- **What the task requires**
Copy each line holding the string "Ecclesiaja".

- **Supplied records**

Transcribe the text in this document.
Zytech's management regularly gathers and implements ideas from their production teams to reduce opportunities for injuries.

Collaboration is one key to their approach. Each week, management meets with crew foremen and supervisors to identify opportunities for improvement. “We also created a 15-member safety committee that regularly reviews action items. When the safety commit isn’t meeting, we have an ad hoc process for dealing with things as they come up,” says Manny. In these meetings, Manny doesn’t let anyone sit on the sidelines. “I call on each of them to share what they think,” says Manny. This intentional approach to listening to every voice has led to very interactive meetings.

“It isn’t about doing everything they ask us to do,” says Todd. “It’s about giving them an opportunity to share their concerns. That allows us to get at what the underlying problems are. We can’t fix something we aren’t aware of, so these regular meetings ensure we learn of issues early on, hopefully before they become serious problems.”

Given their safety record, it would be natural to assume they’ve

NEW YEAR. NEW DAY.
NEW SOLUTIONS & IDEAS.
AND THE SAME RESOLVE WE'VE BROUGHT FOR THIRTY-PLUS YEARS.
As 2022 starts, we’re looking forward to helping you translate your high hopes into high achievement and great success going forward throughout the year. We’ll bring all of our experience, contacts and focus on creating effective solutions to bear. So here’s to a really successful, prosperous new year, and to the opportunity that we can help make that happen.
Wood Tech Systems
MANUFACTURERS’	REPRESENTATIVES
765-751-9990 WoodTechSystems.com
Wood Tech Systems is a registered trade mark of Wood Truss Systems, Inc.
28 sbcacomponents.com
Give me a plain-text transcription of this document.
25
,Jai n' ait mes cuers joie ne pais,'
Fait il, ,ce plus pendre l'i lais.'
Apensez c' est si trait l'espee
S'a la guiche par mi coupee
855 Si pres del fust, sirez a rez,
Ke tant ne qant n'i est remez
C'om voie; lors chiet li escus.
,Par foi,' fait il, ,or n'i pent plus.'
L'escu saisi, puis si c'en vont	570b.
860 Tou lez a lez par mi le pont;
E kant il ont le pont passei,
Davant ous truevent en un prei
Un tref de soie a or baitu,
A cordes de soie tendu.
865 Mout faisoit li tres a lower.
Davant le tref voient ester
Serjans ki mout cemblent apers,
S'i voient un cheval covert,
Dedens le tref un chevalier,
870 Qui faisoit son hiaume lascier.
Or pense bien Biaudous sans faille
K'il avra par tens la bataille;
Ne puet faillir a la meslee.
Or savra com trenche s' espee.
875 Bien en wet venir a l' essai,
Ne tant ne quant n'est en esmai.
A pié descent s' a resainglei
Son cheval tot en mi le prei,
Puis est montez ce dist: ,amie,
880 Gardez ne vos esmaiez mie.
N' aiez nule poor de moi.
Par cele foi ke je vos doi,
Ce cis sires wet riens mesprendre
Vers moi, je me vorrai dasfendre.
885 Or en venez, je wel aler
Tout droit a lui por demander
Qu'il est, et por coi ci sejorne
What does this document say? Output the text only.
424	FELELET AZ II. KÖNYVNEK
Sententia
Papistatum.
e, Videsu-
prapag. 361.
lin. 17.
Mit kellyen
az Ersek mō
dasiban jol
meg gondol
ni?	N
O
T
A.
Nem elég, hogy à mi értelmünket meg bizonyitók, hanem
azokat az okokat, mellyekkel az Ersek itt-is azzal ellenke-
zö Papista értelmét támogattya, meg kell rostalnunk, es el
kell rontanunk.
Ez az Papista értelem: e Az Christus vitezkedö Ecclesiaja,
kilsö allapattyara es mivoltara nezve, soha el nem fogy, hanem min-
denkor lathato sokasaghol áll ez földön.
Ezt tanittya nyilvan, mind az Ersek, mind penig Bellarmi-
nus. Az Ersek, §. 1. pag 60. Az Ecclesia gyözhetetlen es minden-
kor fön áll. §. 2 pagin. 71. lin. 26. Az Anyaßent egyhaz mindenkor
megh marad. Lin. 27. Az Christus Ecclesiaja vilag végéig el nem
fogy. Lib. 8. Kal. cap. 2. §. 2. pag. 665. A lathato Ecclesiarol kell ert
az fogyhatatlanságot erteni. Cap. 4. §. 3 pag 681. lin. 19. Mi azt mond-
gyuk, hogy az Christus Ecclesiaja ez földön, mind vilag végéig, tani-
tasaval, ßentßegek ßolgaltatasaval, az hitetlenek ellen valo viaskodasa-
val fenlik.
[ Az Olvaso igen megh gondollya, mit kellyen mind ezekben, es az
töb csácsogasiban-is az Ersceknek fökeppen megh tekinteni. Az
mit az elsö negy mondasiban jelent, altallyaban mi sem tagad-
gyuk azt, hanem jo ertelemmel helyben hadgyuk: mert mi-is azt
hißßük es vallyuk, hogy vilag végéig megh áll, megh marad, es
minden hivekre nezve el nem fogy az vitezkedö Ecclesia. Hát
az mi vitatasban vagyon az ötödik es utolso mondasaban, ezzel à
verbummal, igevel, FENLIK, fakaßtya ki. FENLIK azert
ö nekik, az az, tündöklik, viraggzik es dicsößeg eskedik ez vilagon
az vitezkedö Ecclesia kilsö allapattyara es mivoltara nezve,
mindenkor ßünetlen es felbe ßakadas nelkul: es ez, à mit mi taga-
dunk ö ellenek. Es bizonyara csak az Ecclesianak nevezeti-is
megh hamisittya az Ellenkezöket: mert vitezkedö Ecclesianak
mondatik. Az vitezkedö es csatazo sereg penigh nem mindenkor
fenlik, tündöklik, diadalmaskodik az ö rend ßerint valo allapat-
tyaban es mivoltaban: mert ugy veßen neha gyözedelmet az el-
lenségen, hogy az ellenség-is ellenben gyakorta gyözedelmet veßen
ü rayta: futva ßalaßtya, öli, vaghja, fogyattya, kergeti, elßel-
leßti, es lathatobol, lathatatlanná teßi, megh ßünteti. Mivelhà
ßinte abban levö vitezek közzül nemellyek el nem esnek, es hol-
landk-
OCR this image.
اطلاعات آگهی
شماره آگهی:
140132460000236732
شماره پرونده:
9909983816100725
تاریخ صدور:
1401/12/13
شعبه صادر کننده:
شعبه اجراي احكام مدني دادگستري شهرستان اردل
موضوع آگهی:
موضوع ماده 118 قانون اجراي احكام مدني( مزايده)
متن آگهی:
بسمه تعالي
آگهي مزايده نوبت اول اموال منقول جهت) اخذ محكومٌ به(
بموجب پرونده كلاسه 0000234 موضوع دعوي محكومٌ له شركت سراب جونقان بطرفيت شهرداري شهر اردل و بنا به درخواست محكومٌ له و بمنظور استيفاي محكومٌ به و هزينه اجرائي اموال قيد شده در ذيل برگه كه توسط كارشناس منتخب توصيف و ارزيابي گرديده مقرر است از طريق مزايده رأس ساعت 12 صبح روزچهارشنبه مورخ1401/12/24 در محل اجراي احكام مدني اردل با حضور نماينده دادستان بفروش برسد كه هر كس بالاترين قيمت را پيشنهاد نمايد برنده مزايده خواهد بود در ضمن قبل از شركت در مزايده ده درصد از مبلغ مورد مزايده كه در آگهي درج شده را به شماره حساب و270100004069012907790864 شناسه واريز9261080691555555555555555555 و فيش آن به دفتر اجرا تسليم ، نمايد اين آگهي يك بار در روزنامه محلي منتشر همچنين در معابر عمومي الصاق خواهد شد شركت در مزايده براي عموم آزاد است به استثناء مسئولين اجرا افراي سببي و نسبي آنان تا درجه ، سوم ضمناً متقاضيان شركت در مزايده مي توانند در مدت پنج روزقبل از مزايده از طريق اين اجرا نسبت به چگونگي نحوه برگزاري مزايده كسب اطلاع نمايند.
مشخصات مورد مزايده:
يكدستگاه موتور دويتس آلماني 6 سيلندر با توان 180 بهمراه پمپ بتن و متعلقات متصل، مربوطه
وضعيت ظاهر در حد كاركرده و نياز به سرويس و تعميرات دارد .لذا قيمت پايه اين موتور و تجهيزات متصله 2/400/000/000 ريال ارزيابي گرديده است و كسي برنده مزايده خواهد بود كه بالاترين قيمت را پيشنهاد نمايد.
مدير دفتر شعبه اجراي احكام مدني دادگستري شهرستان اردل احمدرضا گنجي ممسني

- **Answer for the task**
Ez az Papista értelem: e Az Christus vitezkedö Ecclesiaja,
megh marad. Lin. 27. Az Christus Ecclesiaja vilag végéig el nem
gyuk, hogy az Christus Ecclesiaja ez földön, mind vilag végéig, tani-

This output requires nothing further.